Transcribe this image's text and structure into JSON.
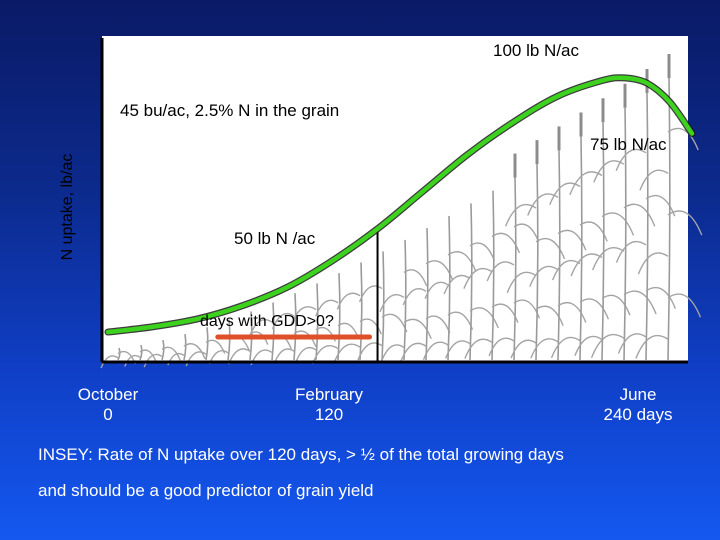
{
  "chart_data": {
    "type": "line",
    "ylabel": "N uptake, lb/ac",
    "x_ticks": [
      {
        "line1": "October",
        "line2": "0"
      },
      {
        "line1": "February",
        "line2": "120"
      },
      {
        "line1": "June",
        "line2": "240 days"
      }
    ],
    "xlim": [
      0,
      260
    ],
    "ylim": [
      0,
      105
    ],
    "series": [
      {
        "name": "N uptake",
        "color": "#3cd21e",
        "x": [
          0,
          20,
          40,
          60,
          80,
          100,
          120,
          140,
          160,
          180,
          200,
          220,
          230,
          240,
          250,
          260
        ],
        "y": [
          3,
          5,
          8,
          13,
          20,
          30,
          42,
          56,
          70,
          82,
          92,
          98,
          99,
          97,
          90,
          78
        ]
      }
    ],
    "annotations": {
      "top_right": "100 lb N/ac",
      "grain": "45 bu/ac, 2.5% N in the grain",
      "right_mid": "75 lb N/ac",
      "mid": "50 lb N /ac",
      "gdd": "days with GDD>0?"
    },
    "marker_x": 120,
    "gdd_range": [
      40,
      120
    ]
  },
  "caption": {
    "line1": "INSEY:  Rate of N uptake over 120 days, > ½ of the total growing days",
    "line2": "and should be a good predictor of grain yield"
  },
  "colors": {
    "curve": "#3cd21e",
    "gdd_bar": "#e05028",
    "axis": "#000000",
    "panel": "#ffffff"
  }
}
---
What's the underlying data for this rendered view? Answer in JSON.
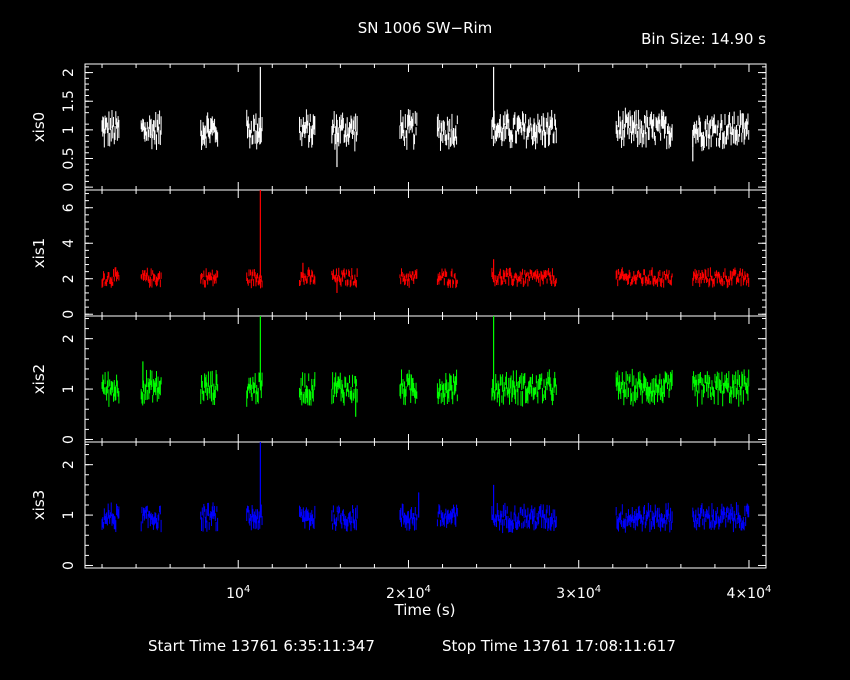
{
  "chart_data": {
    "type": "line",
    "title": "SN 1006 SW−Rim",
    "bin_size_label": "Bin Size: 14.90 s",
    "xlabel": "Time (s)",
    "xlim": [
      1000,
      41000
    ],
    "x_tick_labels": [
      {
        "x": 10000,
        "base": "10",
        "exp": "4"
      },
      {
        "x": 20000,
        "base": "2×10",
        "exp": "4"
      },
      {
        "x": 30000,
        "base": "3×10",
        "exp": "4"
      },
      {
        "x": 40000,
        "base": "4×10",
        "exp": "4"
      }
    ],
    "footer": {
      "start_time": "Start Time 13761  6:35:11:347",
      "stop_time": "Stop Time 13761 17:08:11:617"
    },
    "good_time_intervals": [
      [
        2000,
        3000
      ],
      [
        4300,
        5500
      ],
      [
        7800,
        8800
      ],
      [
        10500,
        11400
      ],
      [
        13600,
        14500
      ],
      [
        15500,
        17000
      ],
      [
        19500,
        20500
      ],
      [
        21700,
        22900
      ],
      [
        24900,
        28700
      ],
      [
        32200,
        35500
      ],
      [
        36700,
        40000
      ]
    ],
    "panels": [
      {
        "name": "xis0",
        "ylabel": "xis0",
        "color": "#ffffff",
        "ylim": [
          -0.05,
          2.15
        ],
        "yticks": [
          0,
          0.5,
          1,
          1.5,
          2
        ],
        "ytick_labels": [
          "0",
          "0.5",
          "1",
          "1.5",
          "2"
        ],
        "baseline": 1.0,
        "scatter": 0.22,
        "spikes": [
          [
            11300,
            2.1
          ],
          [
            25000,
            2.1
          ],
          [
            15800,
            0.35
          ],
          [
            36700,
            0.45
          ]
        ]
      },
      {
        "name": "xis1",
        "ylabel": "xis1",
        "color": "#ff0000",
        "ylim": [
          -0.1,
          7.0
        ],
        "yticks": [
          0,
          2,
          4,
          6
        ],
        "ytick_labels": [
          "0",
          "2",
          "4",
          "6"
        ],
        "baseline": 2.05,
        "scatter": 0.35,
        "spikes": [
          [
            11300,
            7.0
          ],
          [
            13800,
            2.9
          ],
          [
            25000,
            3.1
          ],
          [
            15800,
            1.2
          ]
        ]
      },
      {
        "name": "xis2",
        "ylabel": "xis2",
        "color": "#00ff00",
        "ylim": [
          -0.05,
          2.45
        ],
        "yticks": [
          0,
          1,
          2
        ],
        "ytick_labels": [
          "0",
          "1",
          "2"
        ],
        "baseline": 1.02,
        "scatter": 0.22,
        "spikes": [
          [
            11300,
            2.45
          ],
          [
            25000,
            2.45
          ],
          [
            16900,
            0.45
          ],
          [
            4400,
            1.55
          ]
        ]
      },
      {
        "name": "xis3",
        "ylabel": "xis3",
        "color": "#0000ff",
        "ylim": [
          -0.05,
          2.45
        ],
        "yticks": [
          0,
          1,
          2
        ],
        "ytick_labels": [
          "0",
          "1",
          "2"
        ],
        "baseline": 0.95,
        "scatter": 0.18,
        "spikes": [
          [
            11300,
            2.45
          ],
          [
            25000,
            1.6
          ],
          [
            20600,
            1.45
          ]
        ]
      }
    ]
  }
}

### TASK DESCRIPTION
Which lines contain the word "name"? Return each of them.

### WRITTEN ANSWER
        "name": "N uptake",
        "name": "xis0",
        "name": "xis1",
        "name": "xis2",
        "name": "xis3",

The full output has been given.